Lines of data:
——————————
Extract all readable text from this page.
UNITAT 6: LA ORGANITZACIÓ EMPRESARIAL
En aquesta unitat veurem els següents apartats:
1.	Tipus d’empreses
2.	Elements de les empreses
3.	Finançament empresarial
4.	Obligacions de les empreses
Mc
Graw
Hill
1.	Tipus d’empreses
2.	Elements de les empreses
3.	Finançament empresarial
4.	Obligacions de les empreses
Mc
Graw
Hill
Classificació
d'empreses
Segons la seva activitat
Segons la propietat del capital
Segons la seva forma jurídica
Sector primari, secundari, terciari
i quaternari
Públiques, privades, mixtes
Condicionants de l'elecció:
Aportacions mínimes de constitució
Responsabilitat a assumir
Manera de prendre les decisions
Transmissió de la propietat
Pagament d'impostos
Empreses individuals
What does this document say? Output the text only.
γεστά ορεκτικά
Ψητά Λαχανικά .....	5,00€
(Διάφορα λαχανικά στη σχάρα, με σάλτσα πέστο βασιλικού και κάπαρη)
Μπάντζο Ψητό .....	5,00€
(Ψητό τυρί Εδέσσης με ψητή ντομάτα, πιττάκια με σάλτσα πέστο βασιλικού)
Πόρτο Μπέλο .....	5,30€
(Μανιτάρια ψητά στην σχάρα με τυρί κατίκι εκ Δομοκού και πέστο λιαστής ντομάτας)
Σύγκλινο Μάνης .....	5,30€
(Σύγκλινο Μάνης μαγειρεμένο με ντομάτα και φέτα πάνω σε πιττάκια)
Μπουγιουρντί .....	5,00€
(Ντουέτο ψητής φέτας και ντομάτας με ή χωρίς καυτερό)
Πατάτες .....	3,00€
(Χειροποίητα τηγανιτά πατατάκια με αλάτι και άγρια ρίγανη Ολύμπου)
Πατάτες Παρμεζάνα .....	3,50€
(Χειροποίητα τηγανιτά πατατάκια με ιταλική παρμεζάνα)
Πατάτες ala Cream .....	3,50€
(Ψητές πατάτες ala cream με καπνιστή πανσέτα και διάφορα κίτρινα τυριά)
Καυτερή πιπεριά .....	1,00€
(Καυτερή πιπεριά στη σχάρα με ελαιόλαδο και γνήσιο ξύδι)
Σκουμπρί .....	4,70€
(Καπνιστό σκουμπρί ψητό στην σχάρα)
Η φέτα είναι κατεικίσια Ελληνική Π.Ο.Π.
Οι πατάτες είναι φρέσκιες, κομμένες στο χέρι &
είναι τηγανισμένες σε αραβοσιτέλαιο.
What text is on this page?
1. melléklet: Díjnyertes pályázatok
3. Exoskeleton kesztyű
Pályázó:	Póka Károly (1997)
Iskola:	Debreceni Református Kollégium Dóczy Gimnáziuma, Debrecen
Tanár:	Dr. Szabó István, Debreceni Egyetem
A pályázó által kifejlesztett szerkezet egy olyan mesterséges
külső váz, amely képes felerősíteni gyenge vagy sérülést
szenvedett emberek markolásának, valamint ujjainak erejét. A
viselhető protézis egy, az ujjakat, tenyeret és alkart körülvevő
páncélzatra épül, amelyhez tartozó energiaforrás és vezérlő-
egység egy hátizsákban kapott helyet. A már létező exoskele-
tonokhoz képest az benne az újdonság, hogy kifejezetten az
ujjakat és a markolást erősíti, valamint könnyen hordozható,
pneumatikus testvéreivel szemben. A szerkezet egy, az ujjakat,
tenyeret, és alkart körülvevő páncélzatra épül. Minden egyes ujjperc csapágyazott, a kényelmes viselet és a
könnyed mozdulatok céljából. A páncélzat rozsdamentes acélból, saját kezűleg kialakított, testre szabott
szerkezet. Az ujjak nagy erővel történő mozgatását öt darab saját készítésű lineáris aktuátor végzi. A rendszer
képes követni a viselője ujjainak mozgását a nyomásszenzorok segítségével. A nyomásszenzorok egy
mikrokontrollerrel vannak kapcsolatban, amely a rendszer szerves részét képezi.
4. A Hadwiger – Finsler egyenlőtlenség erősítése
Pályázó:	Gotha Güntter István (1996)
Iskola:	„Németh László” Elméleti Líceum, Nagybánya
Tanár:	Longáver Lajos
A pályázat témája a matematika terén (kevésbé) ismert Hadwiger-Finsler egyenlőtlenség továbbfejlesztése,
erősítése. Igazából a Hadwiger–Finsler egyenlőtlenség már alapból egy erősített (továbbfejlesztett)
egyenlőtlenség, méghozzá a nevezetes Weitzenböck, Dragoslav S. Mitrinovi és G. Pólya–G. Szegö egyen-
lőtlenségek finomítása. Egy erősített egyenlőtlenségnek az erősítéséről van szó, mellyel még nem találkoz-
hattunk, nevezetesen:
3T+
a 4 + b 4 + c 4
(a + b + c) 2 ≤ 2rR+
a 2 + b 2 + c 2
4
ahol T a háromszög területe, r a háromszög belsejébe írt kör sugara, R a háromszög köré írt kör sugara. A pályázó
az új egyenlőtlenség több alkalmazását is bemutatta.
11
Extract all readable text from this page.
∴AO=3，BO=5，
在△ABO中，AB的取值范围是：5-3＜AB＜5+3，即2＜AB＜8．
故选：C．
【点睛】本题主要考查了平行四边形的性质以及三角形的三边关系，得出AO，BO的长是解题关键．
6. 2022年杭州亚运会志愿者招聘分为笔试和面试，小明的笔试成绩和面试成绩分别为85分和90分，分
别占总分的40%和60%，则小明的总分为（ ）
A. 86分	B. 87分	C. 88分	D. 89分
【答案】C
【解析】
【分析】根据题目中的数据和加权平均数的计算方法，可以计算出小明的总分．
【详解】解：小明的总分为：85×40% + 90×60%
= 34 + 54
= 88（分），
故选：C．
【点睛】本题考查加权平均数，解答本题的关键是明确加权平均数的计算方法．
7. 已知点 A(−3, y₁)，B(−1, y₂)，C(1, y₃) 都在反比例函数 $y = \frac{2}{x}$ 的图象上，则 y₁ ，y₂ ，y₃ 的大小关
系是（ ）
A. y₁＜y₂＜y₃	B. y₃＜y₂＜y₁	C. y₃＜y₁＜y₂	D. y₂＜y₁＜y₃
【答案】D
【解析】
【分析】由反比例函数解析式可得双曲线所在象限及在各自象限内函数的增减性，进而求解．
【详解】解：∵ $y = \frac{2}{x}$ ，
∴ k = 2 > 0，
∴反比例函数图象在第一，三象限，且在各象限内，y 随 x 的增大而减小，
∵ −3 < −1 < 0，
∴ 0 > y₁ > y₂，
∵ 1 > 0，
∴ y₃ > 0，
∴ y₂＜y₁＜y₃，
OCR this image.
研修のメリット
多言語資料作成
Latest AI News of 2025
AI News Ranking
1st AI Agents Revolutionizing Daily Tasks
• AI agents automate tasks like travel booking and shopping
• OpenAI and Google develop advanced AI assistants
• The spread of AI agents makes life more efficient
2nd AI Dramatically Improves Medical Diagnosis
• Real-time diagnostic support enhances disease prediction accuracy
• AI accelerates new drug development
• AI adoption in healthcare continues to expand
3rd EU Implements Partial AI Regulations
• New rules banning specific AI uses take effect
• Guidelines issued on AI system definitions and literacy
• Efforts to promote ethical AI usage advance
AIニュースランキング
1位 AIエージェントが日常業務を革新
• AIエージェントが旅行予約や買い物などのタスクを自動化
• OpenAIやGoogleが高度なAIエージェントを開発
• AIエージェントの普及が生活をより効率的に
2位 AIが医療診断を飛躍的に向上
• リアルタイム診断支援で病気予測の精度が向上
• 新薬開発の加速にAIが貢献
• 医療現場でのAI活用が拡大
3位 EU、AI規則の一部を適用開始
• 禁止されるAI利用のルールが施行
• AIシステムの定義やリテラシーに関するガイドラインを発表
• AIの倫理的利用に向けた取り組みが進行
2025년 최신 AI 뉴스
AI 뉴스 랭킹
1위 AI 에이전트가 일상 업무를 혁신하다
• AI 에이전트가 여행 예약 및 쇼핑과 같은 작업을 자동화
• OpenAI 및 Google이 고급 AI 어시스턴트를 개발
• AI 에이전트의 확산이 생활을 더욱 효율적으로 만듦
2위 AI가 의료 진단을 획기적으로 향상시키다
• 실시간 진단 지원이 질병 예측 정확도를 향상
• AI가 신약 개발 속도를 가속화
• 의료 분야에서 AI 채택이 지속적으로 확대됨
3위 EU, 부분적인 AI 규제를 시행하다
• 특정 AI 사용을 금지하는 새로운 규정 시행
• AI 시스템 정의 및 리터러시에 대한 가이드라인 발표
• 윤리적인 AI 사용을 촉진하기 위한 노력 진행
——————————
■ Written task: Using the listing above, show each line holding the string "News".

■ Solution for this task:
Latest AI News of 2025
AI News Ranking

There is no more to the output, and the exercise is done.